Task objective →
Make an exact copy of the entries, and keep any pictures out of it.

Listed entries →
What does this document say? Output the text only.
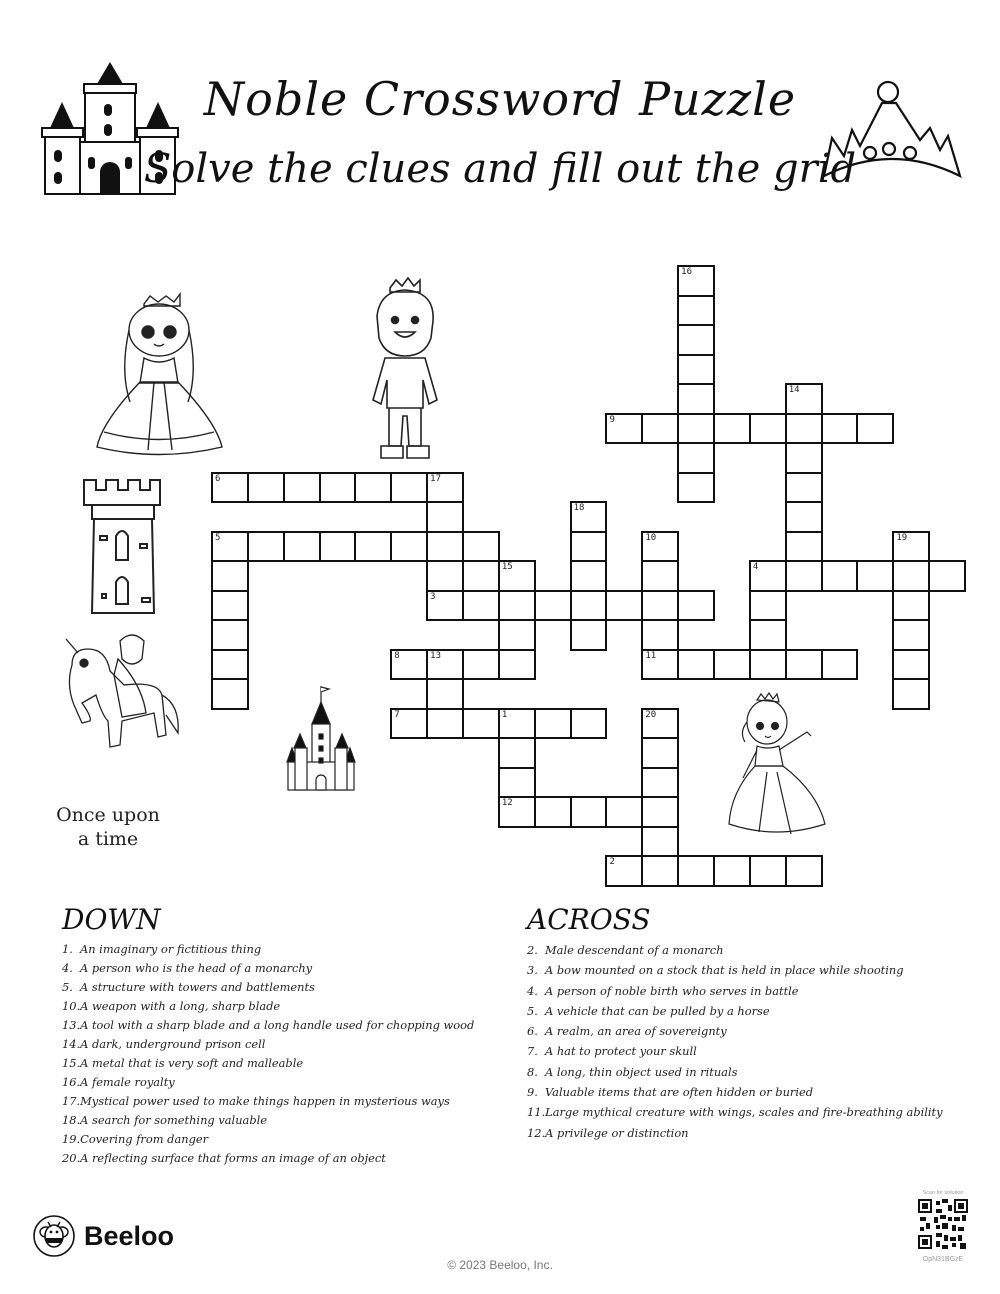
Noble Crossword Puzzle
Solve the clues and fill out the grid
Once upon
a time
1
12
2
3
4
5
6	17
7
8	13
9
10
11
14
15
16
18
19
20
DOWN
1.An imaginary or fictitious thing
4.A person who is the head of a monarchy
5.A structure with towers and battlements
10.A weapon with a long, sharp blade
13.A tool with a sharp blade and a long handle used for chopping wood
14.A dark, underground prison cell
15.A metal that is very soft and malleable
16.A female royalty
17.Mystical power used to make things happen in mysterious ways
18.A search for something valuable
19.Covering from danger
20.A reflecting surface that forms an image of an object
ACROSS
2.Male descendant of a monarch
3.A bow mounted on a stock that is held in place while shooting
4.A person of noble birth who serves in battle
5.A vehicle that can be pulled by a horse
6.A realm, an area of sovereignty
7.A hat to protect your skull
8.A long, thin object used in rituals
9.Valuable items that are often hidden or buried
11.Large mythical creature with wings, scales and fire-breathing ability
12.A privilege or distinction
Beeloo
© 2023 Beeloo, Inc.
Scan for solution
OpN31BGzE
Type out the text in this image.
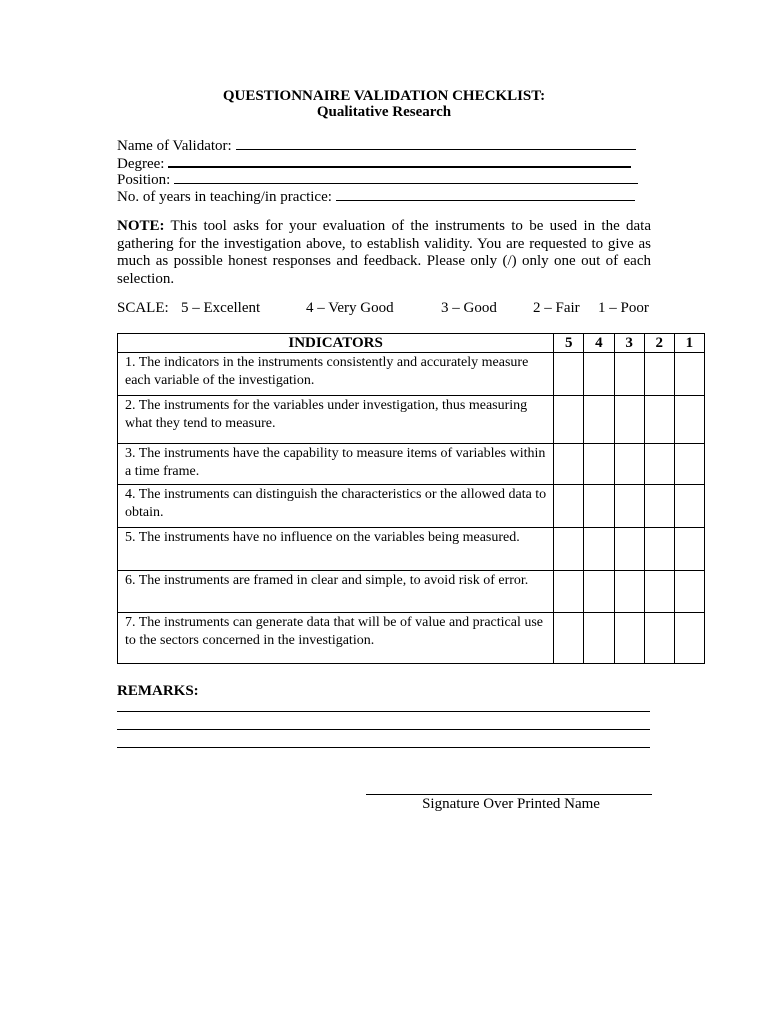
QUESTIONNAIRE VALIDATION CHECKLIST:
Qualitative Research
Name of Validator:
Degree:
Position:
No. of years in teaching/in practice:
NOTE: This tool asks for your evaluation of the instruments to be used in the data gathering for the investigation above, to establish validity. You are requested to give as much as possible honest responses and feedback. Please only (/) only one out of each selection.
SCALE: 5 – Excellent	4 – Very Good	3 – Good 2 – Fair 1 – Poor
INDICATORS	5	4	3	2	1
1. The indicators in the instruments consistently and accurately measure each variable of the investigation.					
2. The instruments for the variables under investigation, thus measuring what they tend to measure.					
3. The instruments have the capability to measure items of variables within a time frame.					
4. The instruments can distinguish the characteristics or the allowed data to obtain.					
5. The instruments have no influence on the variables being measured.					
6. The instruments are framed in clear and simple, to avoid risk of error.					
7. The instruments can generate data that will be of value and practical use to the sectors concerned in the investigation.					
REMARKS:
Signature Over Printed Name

Expected output →
What does this document say? Output the text only.
Noble Crossword Puzzle
Solve the clues and fill out the grid
Once upon
a time
1
12
2
3
4
5
6	17
7
8	13
9
10
11
14
15
16
18
19
20
DOWN
1.An imaginary or fictitious thing
4.A person who is the head of a monarchy
5.A structure with towers and battlements
10.A weapon with a long, sharp blade
13.A tool with a sharp blade and a long handle used for chopping wood
14.A dark, underground prison cell
15.A metal that is very soft and malleable
16.A female royalty
17.Mystical power used to make things happen in mysterious ways
18.A search for something valuable
19.Covering from danger
20.A reflecting surface that forms an image of an object
ACROSS
2.Male descendant of a monarch
3.A bow mounted on a stock that is held in place while shooting
4.A person of noble birth who serves in battle
5.A vehicle that can be pulled by a horse
6.A realm, an area of sovereignty
7.A hat to protect your skull
8.A long, thin object used in rituals
9.Valuable items that are often hidden or buried
11.Large mythical creature with wings, scales and fire-breathing ability
12.A privilege or distinction
Beeloo
© 2023 Beeloo, Inc.
Scan for solution
OpN31BGzE
Type out the text in this image.
QUESTIONNAIRE VALIDATION CHECKLIST:
Qualitative Research
Name of Validator:
Degree:
Position:
No. of years in teaching/in practice:
NOTE: This tool asks for your evaluation of the instruments to be used in the data gathering for the investigation above, to establish validity. You are requested to give as much as possible honest responses and feedback. Please only (/) only one out of each selection.
SCALE: 5 – Excellent	4 – Very Good	3 – Good 2 – Fair 1 – Poor
INDICATORS	5	4	3	2	1
1. The indicators in the instruments consistently and accurately measure each variable of the investigation.					
2. The instruments for the variables under investigation, thus measuring what they tend to measure.					
3. The instruments have the capability to measure items of variables within a time frame.					
4. The instruments can distinguish the characteristics or the allowed data to obtain.					
5. The instruments have no influence on the variables being measured.					
6. The instruments are framed in clear and simple, to avoid risk of error.					
7. The instruments can generate data that will be of value and practical use to the sectors concerned in the investigation.					
REMARKS:
Signature Over Printed Name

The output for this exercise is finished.